##### Selected passage

I made it.

Took a photo over Germany of this making of it. Here it is, to prove that I wasn’t tearing at my hair or lying prone in the aisle or buttoning and unbuttoning Peter’s jean jacket for seven hours. No. I was sitting by the window, quite serenely.

I'm JUST FINE. Seriously.

Toronto to Frankfurt; Frankfurt to Bergen – a city come sadly late to incorporation, as per Wikipedia: “Trading in Bergen may have started as early as the 1020s, but the city was not incorporated until 1070.”

And what a city it is: terraces of trees, bare rock, red-and-brown-tiled, sloping roofs.


Also, cats. On benches.

Plump Cat of Norway.

Poised Cat of Norway.

We walked and walked. On our very first night there, jet-lagged and full of cider, we meandered through the wooden alleys and galleries of Hanseatic Bergen, where rich, celibate merchants had lived off fish and by the Bible and poor working boys had toiled and slept, without light or heat. (The whole area burned to the ground and was rebuilt in 1702. So I guess it’s understandable that the merchants were averse to open flames. No comment on the celibacy thing, though.)

##########

*Jobs:*
A: Answer these questions about the Bergen travel post:
(i) Over which country was the photo from the flight taken?
(ii) According to the quoted Wikipedia line, in what year was Bergen incorporated?
(iii) In what year was the Hanseatic area rebuilt after it burned down?
B: Write the next part of the Bergen travel post, picking up after its final sentence.

##### Record set

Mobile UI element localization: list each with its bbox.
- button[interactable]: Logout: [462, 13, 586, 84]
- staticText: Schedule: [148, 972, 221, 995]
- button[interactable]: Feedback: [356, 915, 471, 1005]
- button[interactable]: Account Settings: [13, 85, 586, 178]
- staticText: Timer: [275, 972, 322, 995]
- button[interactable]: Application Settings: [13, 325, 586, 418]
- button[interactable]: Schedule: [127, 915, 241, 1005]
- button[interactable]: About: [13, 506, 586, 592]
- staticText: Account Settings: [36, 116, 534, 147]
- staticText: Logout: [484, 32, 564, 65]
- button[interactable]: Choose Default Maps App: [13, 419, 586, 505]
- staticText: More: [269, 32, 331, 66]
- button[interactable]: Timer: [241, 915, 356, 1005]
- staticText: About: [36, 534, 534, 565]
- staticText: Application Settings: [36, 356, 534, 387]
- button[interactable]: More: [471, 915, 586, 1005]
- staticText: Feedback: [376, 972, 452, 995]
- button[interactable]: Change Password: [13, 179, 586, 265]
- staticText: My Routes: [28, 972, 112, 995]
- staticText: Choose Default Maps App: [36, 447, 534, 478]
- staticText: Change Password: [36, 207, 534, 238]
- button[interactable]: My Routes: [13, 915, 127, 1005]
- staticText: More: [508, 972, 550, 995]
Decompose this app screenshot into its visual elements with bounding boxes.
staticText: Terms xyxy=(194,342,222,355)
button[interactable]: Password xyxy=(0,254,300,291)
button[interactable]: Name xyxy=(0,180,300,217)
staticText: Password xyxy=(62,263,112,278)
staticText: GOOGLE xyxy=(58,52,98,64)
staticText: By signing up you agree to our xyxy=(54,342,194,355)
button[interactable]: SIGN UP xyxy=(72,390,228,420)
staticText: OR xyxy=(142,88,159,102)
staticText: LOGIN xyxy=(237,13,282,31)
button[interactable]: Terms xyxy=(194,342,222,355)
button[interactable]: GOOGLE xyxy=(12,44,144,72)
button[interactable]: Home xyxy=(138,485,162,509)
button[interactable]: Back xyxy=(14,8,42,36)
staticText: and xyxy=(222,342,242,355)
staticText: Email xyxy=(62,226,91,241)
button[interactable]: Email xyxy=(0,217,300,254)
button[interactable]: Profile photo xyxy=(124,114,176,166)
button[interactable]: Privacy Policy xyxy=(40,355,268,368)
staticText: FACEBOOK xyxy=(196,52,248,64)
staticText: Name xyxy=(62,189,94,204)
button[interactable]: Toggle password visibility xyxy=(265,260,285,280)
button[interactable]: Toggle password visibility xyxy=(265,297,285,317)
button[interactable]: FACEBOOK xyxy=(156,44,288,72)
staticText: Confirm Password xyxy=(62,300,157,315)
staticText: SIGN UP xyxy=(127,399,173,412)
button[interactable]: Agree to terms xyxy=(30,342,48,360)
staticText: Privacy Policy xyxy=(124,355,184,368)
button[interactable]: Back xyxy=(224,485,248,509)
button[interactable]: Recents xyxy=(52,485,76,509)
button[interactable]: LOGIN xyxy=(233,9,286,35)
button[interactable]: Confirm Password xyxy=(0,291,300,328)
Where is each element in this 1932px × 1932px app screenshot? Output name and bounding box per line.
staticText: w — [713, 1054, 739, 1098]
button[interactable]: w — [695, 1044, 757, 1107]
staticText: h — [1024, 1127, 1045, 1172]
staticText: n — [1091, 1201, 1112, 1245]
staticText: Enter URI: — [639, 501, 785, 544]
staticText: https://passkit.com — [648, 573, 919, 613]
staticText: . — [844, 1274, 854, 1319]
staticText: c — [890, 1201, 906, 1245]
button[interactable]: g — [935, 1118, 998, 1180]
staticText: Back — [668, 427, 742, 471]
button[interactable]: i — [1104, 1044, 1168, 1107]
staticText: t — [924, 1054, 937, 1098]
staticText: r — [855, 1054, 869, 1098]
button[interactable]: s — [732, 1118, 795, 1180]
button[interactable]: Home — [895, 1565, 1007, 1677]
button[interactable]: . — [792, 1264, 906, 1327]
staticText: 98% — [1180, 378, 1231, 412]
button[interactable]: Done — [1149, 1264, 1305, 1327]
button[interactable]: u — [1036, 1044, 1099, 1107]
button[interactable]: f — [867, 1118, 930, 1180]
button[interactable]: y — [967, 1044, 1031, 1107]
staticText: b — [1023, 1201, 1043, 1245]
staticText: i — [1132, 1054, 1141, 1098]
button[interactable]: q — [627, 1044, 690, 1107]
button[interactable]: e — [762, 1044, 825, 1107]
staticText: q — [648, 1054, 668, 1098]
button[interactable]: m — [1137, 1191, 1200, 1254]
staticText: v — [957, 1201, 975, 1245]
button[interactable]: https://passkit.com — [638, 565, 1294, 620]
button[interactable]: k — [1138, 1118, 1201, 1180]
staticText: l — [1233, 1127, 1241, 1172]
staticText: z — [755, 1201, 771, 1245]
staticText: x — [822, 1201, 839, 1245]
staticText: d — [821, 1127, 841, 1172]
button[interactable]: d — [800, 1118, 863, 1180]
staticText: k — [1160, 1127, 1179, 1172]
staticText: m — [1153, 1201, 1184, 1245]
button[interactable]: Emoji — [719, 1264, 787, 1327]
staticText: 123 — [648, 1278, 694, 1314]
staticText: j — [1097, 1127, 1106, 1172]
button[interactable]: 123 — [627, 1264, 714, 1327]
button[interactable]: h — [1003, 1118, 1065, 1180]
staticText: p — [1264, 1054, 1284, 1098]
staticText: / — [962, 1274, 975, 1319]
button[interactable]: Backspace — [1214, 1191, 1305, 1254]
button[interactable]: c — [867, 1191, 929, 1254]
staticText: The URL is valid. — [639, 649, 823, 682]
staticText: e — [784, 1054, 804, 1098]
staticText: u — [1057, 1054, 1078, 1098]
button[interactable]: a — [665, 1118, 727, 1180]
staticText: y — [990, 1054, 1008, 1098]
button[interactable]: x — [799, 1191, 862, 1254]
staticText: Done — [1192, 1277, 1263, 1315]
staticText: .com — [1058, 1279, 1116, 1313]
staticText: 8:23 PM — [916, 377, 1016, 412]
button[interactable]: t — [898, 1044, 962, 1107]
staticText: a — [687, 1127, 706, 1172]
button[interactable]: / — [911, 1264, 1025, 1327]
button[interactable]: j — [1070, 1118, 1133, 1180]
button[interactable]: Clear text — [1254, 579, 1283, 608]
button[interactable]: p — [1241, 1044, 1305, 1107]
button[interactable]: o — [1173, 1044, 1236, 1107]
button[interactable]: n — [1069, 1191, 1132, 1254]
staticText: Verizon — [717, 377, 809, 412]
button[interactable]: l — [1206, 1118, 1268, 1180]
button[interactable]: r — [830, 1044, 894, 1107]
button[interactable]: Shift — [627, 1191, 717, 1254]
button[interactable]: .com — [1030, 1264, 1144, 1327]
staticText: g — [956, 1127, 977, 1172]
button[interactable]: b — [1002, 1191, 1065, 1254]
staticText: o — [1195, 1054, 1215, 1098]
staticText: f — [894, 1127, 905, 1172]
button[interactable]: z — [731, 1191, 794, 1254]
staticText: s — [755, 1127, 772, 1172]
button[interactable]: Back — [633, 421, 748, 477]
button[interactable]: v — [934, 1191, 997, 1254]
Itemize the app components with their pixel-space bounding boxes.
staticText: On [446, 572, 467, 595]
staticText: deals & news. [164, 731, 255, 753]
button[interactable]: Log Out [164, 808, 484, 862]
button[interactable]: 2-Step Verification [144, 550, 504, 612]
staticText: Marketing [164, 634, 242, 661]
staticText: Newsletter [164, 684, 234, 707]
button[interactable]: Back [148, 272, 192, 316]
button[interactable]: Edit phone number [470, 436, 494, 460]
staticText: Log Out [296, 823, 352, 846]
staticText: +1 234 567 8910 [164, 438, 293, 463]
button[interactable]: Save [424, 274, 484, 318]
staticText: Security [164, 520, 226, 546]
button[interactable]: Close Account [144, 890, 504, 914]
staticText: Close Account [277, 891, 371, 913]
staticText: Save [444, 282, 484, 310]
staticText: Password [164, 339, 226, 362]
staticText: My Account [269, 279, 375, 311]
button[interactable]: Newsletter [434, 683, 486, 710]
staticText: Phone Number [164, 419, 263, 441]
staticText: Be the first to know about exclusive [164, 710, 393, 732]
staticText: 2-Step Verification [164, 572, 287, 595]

##########

*Final answers:*
A:
(i) Germany
(ii) 1070
(iii) 1702

B:
On our first night in Bergen, these alleys smelled of old, rain-soaked wood. The lamps were few and far between, and flickered like torches.


In grey daylight and thronged with people, the place lost mystery but gained colour.

“Rain-soaked” was the name of the game, here. The sun came out once. Like so.

The lack of sunlit blue was a good thing (though the American women behind us on the train to Oslo would vehemently disagree with me). You’ve seen one cloudless, bright sky, you’ve sort of seen them all. But in Bergen, as in St. John’s, what’s above you truly is “skies,” plural. You’re standing atop a lookout point by the 13th-century castle, gazing out over the bay, and the clouds and water are a light grey; you turn to look behind at the city and see that the far mountains are black with advancing rain; four minutes later the rain’s pounding down on you and you’re running for cover while magpies stare beadily and almost certainly scornfully from the lawn.

Four minutes later the wind blows the rain away and the clouds part on silver.

Also good: the varieties of mist, fog, rain and cloud bring out the colours of the city.

Karin, our university professor host, had us put up in an apartment full of Ikea, featuring a fridge full of food (including a gigantic fresh cod fillet, which we cooked, haplessly and to therefore improbably delicious effect, on our first night there).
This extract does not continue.